* start *

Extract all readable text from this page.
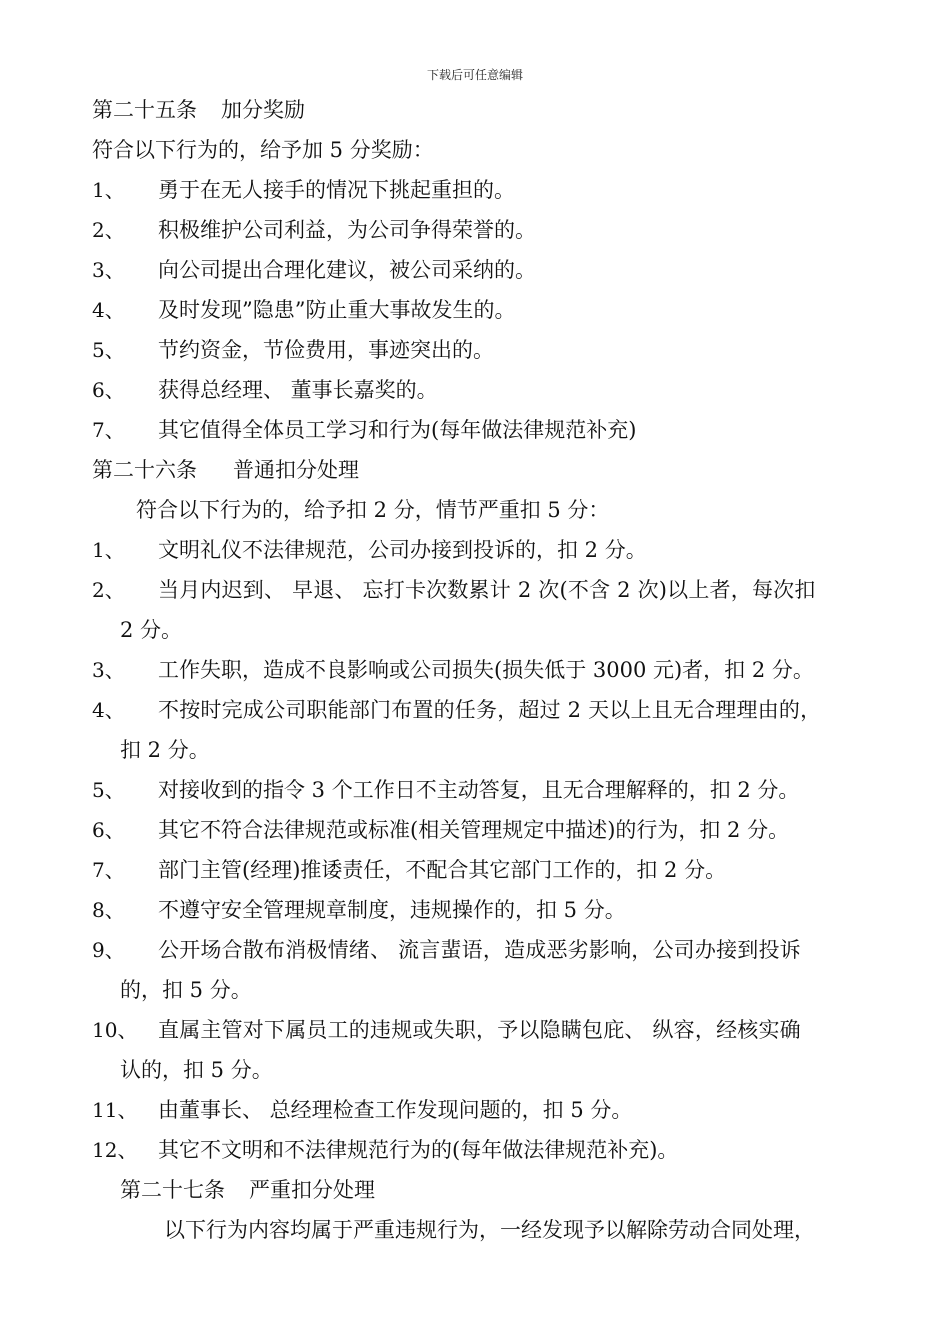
下载后可任意编辑
第二十五条 加分奖励
符合以下行为的，给予加 5 分奖励：
1、	勇于在无人接手的情况下挑起重担的。
2、	积极维护公司利益，为公司争得荣誉的。
3、	向公司提出合理化建议，被公司采纳的。
4、	及时发现”隐患”防止重大事故发生的。
5、	节约资金，节俭费用，事迹突出的。
6、	获得总经理、 董事长嘉奖的。
7、	其它值得全体员工学习和行为(每年做法律规范补充)
第二十六条 普通扣分处理
符合以下行为的，给予扣 2 分，情节严重扣 5 分：
1、	文明礼仪不法律规范，公司办接到投诉的，扣 2 分。
2、	当月内迟到、 早退、 忘打卡次数累计 2 次(不含 2 次)以上者，每次扣
2 分。
3、	工作失职，造成不良影响或公司损失(损失低于 3000 元)者，扣 2 分。
4、	不按时完成公司职能部门布置的任务，超过 2 天以上且无合理理由的，
扣 2 分。
5、	对接收到的指令 3 个工作日不主动答复，且无合理解释的，扣 2 分。
6、	其它不符合法律规范或标准(相关管理规定中描述)的行为，扣 2 分。
7、	部门主管(经理)推诿责任，不配合其它部门工作的，扣 2 分。
8、	不遵守安全管理规章制度，违规操作的，扣 5 分。
9、	公开场合散布消极情绪、 流言蜚语，造成恶劣影响，公司办接到投诉
的，扣 5 分。
10、 直属主管对下属员工的违规或失职，予以隐瞒包庇、 纵容，经核实确
认的，扣 5 分。
11、 由董事长、 总经理检查工作发现问题的，扣 5 分。
12、 其它不文明和不法律规范行为的(每年做法律规范补充)。
第二十七条 严重扣分处理
以下行为内容均属于严重违规行为，一经发现予以解除劳动合同处理，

* end *

• [Aim] Restate the data above word for word. Do not include the images.

• [Exercise response]
Extract all readable text from this page.
下载后可任意编辑
第二十五条 加分奖励
符合以下行为的，给予加 5 分奖励：
1、	勇于在无人接手的情况下挑起重担的。
2、	积极维护公司利益，为公司争得荣誉的。
3、	向公司提出合理化建议，被公司采纳的。
4、	及时发现”隐患”防止重大事故发生的。
5、	节约资金，节俭费用，事迹突出的。
6、	获得总经理、 董事长嘉奖的。
7、	其它值得全体员工学习和行为(每年做法律规范补充)
第二十六条 普通扣分处理
符合以下行为的，给予扣 2 分，情节严重扣 5 分：
1、	文明礼仪不法律规范，公司办接到投诉的，扣 2 分。
2、	当月内迟到、 早退、 忘打卡次数累计 2 次(不含 2 次)以上者，每次扣
2 分。
3、	工作失职，造成不良影响或公司损失(损失低于 3000 元)者，扣 2 分。
4、	不按时完成公司职能部门布置的任务，超过 2 天以上且无合理理由的，
扣 2 分。
5、	对接收到的指令 3 个工作日不主动答复，且无合理解释的，扣 2 分。
6、	其它不符合法律规范或标准(相关管理规定中描述)的行为，扣 2 分。
7、	部门主管(经理)推诿责任，不配合其它部门工作的，扣 2 分。
8、	不遵守安全管理规章制度，违规操作的，扣 5 分。
9、	公开场合散布消极情绪、 流言蜚语，造成恶劣影响，公司办接到投诉
的，扣 5 分。
10、 直属主管对下属员工的违规或失职，予以隐瞒包庇、 纵容，经核实确
认的，扣 5 分。
11、 由董事长、 总经理检查工作发现问题的，扣 5 分。
12、 其它不文明和不法律规范行为的(每年做法律规范补充)。
第二十七条 严重扣分处理
以下行为内容均属于严重违规行为，一经发现予以解除劳动合同处理，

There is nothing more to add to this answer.